SHORT EXERCISE
Every line of the material below must be repeated exactly.

LISTED RECORDS

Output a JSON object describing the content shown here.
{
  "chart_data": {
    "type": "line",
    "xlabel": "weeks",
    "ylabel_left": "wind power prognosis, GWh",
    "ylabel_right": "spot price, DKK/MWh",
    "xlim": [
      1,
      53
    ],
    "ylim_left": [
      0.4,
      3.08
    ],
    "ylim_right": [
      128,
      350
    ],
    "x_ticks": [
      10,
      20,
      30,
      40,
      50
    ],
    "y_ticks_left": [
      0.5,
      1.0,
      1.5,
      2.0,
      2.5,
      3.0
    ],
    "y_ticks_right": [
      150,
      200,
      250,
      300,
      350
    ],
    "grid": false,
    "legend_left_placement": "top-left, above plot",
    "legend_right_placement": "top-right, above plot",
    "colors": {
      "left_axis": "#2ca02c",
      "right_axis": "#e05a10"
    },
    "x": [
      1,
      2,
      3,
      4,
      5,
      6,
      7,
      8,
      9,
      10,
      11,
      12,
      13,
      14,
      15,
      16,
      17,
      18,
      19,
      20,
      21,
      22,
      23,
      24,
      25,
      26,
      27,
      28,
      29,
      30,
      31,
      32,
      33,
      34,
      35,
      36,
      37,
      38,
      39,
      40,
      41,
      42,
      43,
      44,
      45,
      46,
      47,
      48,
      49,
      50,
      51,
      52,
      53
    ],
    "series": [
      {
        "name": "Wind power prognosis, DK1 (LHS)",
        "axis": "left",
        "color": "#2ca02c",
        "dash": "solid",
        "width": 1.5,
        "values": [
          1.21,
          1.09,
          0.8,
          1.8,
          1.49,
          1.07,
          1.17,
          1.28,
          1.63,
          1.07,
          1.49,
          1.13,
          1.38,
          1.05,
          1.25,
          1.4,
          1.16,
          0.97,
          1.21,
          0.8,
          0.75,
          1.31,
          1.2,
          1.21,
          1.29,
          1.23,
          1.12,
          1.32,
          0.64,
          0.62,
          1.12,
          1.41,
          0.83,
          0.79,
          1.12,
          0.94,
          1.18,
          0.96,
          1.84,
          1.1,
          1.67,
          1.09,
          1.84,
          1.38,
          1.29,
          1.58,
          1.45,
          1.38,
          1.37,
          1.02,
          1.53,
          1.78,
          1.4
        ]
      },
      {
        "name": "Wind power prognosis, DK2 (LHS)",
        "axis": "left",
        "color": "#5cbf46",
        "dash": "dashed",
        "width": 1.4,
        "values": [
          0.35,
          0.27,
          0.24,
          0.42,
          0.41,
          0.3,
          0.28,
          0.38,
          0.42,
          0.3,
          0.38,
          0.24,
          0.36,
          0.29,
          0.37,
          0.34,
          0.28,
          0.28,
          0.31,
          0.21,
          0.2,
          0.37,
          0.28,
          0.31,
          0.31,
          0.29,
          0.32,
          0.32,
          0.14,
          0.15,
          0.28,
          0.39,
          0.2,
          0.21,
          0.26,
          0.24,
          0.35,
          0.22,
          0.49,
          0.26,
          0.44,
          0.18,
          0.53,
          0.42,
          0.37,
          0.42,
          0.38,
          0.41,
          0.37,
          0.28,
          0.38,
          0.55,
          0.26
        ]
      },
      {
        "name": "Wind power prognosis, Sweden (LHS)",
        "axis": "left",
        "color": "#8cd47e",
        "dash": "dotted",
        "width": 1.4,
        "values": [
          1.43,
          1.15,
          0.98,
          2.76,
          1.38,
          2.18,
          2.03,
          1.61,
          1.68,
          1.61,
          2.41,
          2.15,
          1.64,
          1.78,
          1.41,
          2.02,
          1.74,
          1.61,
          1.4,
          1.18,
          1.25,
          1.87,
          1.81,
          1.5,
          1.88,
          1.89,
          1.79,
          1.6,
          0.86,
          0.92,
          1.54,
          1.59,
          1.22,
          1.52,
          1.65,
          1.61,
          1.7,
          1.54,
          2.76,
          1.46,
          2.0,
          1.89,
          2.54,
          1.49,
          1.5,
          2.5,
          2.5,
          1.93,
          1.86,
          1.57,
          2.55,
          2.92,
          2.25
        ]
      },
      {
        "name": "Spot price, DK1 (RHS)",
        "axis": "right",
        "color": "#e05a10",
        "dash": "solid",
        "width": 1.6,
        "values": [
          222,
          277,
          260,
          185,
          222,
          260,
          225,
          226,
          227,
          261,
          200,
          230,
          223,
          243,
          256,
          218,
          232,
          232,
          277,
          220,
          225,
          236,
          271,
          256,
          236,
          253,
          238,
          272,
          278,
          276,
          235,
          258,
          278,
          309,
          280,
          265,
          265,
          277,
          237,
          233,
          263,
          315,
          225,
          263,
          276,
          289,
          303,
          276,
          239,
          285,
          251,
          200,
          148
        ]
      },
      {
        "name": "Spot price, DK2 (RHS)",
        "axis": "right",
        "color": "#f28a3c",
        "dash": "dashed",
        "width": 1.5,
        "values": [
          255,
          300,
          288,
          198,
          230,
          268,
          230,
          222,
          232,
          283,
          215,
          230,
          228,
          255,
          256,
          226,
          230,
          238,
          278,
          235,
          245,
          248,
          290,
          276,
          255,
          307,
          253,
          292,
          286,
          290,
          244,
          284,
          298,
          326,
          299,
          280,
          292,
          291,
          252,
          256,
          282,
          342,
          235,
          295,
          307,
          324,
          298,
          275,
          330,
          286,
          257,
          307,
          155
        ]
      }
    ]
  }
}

COMPLETED TASK
Output a JSON object describing the content shown here.
{
  "chart_data": {
    "type": "line",
    "xlabel": "weeks",
    "ylabel_left": "wind power prognosis, GWh",
    "ylabel_right": "spot price, DKK/MWh",
    "xlim": [
      1,
      53
    ],
    "ylim_left": [
      0.4,
      3.08
    ],
    "ylim_right": [
      128,
      350
    ],
    "x_ticks": [
      10,
      20,
      30,
      40,
      50
    ],
    "y_ticks_left": [
      0.5,
      1.0,
      1.5,
      2.0,
      2.5,
      3.0
    ],
    "y_ticks_right": [
      150,
      200,
      250,
      300,
      350
    ],
    "grid": false,
    "legend_left_placement": "top-left, above plot",
    "legend_right_placement": "top-right, above plot",
    "colors": {
      "left_axis": "#2ca02c",
      "right_axis": "#e05a10"
    },
    "x": [
      1,
      2,
      3,
      4,
      5,
      6,
      7,
      8,
      9,
      10,
      11,
      12,
      13,
      14,
      15,
      16,
      17,
      18,
      19,
      20,
      21,
      22,
      23,
      24,
      25,
      26,
      27,
      28,
      29,
      30,
      31,
      32,
      33,
      34,
      35,
      36,
      37,
      38,
      39,
      40,
      41,
      42,
      43,
      44,
      45,
      46,
      47,
      48,
      49,
      50,
      51,
      52,
      53
    ],
    "series": [
      {
        "name": "Wind power prognosis, DK1 (LHS)",
        "axis": "left",
        "color": "#2ca02c",
        "dash": "solid",
        "width": 1.5,
        "values": [
          1.21,
          1.09,
          0.8,
          1.8,
          1.49,
          1.07,
          1.17,
          1.28,
          1.63,
          1.07,
          1.49,
          1.13,
          1.38,
          1.05,
          1.25,
          1.4,
          1.16,
          0.97,
          1.21,
          0.8,
          0.75,
          1.31,
          1.2,
          1.21,
          1.29,
          1.23,
          1.12,
          1.32,
          0.64,
          0.62,
          1.12,
          1.41,
          0.83,
          0.79,
          1.12,
          0.94,
          1.18,
          0.96,
          1.84,
          1.1,
          1.67,
          1.09,
          1.84,
          1.38,
          1.29,
          1.58,
          1.45,
          1.38,
          1.37,
          1.02,
          1.53,
          1.78,
          1.4
        ]
      },
      {
        "name": "Wind power prognosis, DK2 (LHS)",
        "axis": "left",
        "color": "#5cbf46",
        "dash": "dashed",
        "width": 1.4,
        "values": [
          0.35,
          0.27,
          0.24,
          0.42,
          0.41,
          0.3,
          0.28,
          0.38,
          0.42,
          0.3,
          0.38,
          0.24,
          0.36,
          0.29,
          0.37,
          0.34,
          0.28,
          0.28,
          0.31,
          0.21,
          0.2,
          0.37,
          0.28,
          0.31,
          0.31,
          0.29,
          0.32,
          0.32,
          0.14,
          0.15,
          0.28,
          0.39,
          0.2,
          0.21,
          0.26,
          0.24,
          0.35,
          0.22,
          0.49,
          0.26,
          0.44,
          0.18,
          0.53,
          0.42,
          0.37,
          0.42,
          0.38,
          0.41,
          0.37,
          0.28,
          0.38,
          0.55,
          0.26
        ]
      },
      {
        "name": "Wind power prognosis, Sweden (LHS)",
        "axis": "left",
        "color": "#8cd47e",
        "dash": "dotted",
        "width": 1.4,
        "values": [
          1.43,
          1.15,
          0.98,
          2.76,
          1.38,
          2.18,
          2.03,
          1.61,
          1.68,
          1.61,
          2.41,
          2.15,
          1.64,
          1.78,
          1.41,
          2.02,
          1.74,
          1.61,
          1.4,
          1.18,
          1.25,
          1.87,
          1.81,
          1.5,
          1.88,
          1.89,
          1.79,
          1.6,
          0.86,
          0.92,
          1.54,
          1.59,
          1.22,
          1.52,
          1.65,
          1.61,
          1.7,
          1.54,
          2.76,
          1.46,
          2.0,
          1.89,
          2.54,
          1.49,
          1.5,
          2.5,
          2.5,
          1.93,
          1.86,
          1.57,
          2.55,
          2.92,
          2.25
        ]
      },
      {
        "name": "Spot price, DK1 (RHS)",
        "axis": "right",
        "color": "#e05a10",
        "dash": "solid",
        "width": 1.6,
        "values": [
          222,
          277,
          260,
          185,
          222,
          260,
          225,
          226,
          227,
          261,
          200,
          230,
          223,
          243,
          256,
          218,
          232,
          232,
          277,
          220,
          225,
          236,
          271,
          256,
          236,
          253,
          238,
          272,
          278,
          276,
          235,
          258,
          278,
          309,
          280,
          265,
          265,
          277,
          237,
          233,
          263,
          315,
          225,
          263,
          276,
          289,
          303,
          276,
          239,
          285,
          251,
          200,
          148
        ]
      },
      {
        "name": "Spot price, DK2 (RHS)",
        "axis": "right",
        "color": "#f28a3c",
        "dash": "dashed",
        "width": 1.5,
        "values": [
          255,
          300,
          288,
          198,
          230,
          268,
          230,
          222,
          232,
          283,
          215,
          230,
          228,
          255,
          256,
          226,
          230,
          238,
          278,
          235,
          245,
          248,
          290,
          276,
          255,
          307,
          253,
          292,
          286,
          290,
          244,
          284,
          298,
          326,
          299,
          280,
          292,
          291,
          252,
          256,
          282,
          342,
          235,
          295,
          307,
          324,
          298,
          275,
          330,
          286,
          257,
          307,
          155
        ]
      }
    ]
  }
}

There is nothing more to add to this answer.